## start EXTRACTED ENTRIES

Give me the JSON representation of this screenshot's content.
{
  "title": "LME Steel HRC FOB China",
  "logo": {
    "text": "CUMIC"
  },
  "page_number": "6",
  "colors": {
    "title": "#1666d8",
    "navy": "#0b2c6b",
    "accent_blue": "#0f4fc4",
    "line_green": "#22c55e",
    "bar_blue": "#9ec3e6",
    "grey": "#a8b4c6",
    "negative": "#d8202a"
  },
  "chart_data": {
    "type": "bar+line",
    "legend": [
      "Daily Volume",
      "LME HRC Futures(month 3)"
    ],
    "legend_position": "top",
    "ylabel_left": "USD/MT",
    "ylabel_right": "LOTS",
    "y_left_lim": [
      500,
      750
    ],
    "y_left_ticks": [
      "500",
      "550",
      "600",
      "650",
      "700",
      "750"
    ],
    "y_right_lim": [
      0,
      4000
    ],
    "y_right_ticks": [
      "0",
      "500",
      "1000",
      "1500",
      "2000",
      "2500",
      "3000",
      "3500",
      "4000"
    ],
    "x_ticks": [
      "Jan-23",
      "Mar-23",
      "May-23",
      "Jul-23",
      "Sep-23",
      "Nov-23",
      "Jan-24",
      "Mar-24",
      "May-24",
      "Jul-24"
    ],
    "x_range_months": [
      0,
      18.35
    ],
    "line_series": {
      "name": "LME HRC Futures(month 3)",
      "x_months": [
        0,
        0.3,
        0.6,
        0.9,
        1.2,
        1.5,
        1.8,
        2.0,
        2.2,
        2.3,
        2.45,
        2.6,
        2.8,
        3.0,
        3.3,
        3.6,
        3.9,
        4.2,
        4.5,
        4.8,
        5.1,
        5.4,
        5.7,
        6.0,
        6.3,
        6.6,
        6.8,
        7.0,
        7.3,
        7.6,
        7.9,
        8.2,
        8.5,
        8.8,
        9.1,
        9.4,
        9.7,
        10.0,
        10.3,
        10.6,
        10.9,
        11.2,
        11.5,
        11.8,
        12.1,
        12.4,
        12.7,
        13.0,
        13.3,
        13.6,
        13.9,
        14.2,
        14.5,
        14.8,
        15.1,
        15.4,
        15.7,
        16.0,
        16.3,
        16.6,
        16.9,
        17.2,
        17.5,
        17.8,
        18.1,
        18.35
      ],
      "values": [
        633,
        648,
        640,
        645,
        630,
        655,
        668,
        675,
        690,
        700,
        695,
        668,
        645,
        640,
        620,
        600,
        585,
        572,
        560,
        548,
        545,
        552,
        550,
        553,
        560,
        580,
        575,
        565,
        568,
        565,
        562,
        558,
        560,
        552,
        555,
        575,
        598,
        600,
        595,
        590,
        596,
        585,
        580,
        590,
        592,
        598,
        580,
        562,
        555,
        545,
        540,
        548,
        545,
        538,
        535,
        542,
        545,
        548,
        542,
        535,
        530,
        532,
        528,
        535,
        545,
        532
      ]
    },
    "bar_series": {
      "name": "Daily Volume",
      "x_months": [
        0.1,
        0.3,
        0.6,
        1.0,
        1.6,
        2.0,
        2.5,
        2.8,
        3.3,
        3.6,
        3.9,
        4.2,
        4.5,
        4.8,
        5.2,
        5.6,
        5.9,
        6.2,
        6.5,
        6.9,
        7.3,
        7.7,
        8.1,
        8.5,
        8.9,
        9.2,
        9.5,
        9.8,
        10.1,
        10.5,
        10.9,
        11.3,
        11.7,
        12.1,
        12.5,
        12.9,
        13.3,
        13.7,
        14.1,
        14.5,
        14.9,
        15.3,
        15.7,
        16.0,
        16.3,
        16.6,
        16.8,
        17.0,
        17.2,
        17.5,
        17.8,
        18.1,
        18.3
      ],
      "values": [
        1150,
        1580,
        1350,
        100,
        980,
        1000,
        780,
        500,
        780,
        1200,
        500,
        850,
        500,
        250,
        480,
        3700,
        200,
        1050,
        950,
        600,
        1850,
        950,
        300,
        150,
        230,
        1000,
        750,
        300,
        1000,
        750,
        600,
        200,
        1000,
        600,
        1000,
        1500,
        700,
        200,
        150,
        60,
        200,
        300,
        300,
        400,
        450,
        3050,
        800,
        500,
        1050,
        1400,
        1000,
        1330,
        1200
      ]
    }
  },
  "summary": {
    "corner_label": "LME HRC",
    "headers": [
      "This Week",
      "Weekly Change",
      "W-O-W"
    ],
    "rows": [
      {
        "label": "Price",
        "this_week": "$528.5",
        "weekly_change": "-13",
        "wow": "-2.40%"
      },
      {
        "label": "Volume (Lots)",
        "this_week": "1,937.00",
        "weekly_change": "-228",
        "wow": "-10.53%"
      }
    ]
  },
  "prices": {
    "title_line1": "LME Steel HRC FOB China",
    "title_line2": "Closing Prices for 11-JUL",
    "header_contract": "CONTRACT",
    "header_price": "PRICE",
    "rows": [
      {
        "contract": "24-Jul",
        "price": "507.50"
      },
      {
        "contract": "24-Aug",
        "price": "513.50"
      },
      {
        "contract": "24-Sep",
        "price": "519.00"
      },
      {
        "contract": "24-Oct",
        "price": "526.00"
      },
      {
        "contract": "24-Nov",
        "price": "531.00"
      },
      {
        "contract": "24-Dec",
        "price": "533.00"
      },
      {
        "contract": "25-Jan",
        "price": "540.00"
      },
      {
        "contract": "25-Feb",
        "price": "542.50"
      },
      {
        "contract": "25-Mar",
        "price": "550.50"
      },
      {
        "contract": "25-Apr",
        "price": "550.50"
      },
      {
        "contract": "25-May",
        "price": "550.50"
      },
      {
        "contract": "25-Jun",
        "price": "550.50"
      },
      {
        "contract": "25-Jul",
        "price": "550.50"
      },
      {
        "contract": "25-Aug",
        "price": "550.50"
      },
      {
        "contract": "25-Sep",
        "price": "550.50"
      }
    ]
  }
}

## end EXTRACTED ENTRIES

TASK DIRECTIONS
Write the complete data out, exactly as above.

TASK OUTPUT
Give me the JSON representation of this screenshot's content.
{
  "title": "LME Steel HRC FOB China",
  "logo": {
    "text": "CUMIC"
  },
  "page_number": "6",
  "colors": {
    "title": "#1666d8",
    "navy": "#0b2c6b",
    "accent_blue": "#0f4fc4",
    "line_green": "#22c55e",
    "bar_blue": "#9ec3e6",
    "grey": "#a8b4c6",
    "negative": "#d8202a"
  },
  "chart_data": {
    "type": "bar+line",
    "legend": [
      "Daily Volume",
      "LME HRC Futures(month 3)"
    ],
    "legend_position": "top",
    "ylabel_left": "USD/MT",
    "ylabel_right": "LOTS",
    "y_left_lim": [
      500,
      750
    ],
    "y_left_ticks": [
      "500",
      "550",
      "600",
      "650",
      "700",
      "750"
    ],
    "y_right_lim": [
      0,
      4000
    ],
    "y_right_ticks": [
      "0",
      "500",
      "1000",
      "1500",
      "2000",
      "2500",
      "3000",
      "3500",
      "4000"
    ],
    "x_ticks": [
      "Jan-23",
      "Mar-23",
      "May-23",
      "Jul-23",
      "Sep-23",
      "Nov-23",
      "Jan-24",
      "Mar-24",
      "May-24",
      "Jul-24"
    ],
    "x_range_months": [
      0,
      18.35
    ],
    "line_series": {
      "name": "LME HRC Futures(month 3)",
      "x_months": [
        0,
        0.3,
        0.6,
        0.9,
        1.2,
        1.5,
        1.8,
        2.0,
        2.2,
        2.3,
        2.45,
        2.6,
        2.8,
        3.0,
        3.3,
        3.6,
        3.9,
        4.2,
        4.5,
        4.8,
        5.1,
        5.4,
        5.7,
        6.0,
        6.3,
        6.6,
        6.8,
        7.0,
        7.3,
        7.6,
        7.9,
        8.2,
        8.5,
        8.8,
        9.1,
        9.4,
        9.7,
        10.0,
        10.3,
        10.6,
        10.9,
        11.2,
        11.5,
        11.8,
        12.1,
        12.4,
        12.7,
        13.0,
        13.3,
        13.6,
        13.9,
        14.2,
        14.5,
        14.8,
        15.1,
        15.4,
        15.7,
        16.0,
        16.3,
        16.6,
        16.9,
        17.2,
        17.5,
        17.8,
        18.1,
        18.35
      ],
      "values": [
        633,
        648,
        640,
        645,
        630,
        655,
        668,
        675,
        690,
        700,
        695,
        668,
        645,
        640,
        620,
        600,
        585,
        572,
        560,
        548,
        545,
        552,
        550,
        553,
        560,
        580,
        575,
        565,
        568,
        565,
        562,
        558,
        560,
        552,
        555,
        575,
        598,
        600,
        595,
        590,
        596,
        585,
        580,
        590,
        592,
        598,
        580,
        562,
        555,
        545,
        540,
        548,
        545,
        538,
        535,
        542,
        545,
        548,
        542,
        535,
        530,
        532,
        528,
        535,
        545,
        532
      ]
    },
    "bar_series": {
      "name": "Daily Volume",
      "x_months": [
        0.1,
        0.3,
        0.6,
        1.0,
        1.6,
        2.0,
        2.5,
        2.8,
        3.3,
        3.6,
        3.9,
        4.2,
        4.5,
        4.8,
        5.2,
        5.6,
        5.9,
        6.2,
        6.5,
        6.9,
        7.3,
        7.7,
        8.1,
        8.5,
        8.9,
        9.2,
        9.5,
        9.8,
        10.1,
        10.5,
        10.9,
        11.3,
        11.7,
        12.1,
        12.5,
        12.9,
        13.3,
        13.7,
        14.1,
        14.5,
        14.9,
        15.3,
        15.7,
        16.0,
        16.3,
        16.6,
        16.8,
        17.0,
        17.2,
        17.5,
        17.8,
        18.1,
        18.3
      ],
      "values": [
        1150,
        1580,
        1350,
        100,
        980,
        1000,
        780,
        500,
        780,
        1200,
        500,
        850,
        500,
        250,
        480,
        3700,
        200,
        1050,
        950,
        600,
        1850,
        950,
        300,
        150,
        230,
        1000,
        750,
        300,
        1000,
        750,
        600,
        200,
        1000,
        600,
        1000,
        1500,
        700,
        200,
        150,
        60,
        200,
        300,
        300,
        400,
        450,
        3050,
        800,
        500,
        1050,
        1400,
        1000,
        1330,
        1200
      ]
    }
  },
  "summary": {
    "corner_label": "LME HRC",
    "headers": [
      "This Week",
      "Weekly Change",
      "W-O-W"
    ],
    "rows": [
      {
        "label": "Price",
        "this_week": "$528.5",
        "weekly_change": "-13",
        "wow": "-2.40%"
      },
      {
        "label": "Volume (Lots)",
        "this_week": "1,937.00",
        "weekly_change": "-228",
        "wow": "-10.53%"
      }
    ]
  },
  "prices": {
    "title_line1": "LME Steel HRC FOB China",
    "title_line2": "Closing Prices for 11-JUL",
    "header_contract": "CONTRACT",
    "header_price": "PRICE",
    "rows": [
      {
        "contract": "24-Jul",
        "price": "507.50"
      },
      {
        "contract": "24-Aug",
        "price": "513.50"
      },
      {
        "contract": "24-Sep",
        "price": "519.00"
      },
      {
        "contract": "24-Oct",
        "price": "526.00"
      },
      {
        "contract": "24-Nov",
        "price": "531.00"
      },
      {
        "contract": "24-Dec",
        "price": "533.00"
      },
      {
        "contract": "25-Jan",
        "price": "540.00"
      },
      {
        "contract": "25-Feb",
        "price": "542.50"
      },
      {
        "contract": "25-Mar",
        "price": "550.50"
      },
      {
        "contract": "25-Apr",
        "price": "550.50"
      },
      {
        "contract": "25-May",
        "price": "550.50"
      },
      {
        "contract": "25-Jun",
        "price": "550.50"
      },
      {
        "contract": "25-Jul",
        "price": "550.50"
      },
      {
        "contract": "25-Aug",
        "price": "550.50"
      },
      {
        "contract": "25-Sep",
        "price": "550.50"
      }
    ]
  }
}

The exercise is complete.